**EXERCISE TASK:** From the listing below, count the lines where the string "that" occurs. Give the number, with no other words.

— Start MATERIAL FOR THIS TASK —

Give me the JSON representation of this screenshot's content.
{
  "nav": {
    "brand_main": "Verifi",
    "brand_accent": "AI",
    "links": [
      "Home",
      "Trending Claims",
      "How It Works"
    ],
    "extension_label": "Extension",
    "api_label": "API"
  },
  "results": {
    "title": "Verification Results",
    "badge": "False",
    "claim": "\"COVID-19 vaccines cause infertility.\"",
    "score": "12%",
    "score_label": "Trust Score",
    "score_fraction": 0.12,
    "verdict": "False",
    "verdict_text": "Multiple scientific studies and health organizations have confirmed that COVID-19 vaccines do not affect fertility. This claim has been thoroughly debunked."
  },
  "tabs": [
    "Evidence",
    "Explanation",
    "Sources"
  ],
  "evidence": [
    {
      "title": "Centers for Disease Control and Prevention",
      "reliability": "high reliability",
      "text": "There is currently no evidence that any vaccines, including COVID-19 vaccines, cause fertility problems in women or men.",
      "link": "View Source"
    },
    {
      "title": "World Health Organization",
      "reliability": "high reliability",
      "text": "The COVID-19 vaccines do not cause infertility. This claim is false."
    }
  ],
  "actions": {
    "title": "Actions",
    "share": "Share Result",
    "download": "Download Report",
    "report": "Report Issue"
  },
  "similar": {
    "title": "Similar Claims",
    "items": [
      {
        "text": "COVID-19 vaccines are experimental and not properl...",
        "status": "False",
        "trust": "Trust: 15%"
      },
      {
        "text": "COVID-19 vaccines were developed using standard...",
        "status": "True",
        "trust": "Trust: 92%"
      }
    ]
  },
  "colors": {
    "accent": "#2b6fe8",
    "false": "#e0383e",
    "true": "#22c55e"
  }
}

— End MATERIAL FOR THIS TASK —

**EXERCISE OUTPUT:** 2